--- Begin ---
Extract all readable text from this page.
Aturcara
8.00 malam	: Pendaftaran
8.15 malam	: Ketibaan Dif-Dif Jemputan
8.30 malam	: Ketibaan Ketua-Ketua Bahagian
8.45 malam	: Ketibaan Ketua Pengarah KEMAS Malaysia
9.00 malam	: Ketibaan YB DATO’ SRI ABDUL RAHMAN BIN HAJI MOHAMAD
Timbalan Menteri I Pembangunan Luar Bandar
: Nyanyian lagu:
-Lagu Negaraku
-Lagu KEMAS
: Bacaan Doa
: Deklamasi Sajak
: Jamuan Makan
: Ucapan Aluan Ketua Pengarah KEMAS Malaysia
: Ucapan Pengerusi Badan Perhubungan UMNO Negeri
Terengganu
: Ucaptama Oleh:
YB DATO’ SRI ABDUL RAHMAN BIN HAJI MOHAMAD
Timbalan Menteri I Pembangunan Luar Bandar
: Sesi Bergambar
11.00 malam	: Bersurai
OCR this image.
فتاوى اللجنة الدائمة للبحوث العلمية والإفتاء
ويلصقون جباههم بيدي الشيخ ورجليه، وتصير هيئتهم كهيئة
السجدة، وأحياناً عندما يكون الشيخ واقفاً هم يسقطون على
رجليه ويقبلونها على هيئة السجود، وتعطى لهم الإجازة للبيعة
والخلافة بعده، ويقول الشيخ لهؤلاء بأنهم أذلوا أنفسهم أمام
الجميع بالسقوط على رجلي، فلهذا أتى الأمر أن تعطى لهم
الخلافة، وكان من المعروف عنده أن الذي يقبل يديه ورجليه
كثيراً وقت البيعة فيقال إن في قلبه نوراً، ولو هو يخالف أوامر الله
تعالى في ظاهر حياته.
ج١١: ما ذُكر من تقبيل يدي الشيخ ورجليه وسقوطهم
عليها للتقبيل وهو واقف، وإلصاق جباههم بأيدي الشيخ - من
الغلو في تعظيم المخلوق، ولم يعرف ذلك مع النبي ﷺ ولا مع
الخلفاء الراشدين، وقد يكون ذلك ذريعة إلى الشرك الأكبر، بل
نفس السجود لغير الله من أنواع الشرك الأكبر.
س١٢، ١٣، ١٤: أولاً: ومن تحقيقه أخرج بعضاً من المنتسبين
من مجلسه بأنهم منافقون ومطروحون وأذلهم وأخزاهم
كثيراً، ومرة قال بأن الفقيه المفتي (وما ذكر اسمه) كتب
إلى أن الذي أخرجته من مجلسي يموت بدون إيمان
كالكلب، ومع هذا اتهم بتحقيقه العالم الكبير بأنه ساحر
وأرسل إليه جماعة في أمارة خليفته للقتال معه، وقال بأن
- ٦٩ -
--- End ---
#### REQUIREMENT:
Show each line holding the word "الذي".

#### EXERCISE SOLUTION:
الخلافة، وكان من المعروف عنده أن الذي يقبل يديه ورجليه
إلى أن الذي أخرجته من مجلسي يموت بدون إيمان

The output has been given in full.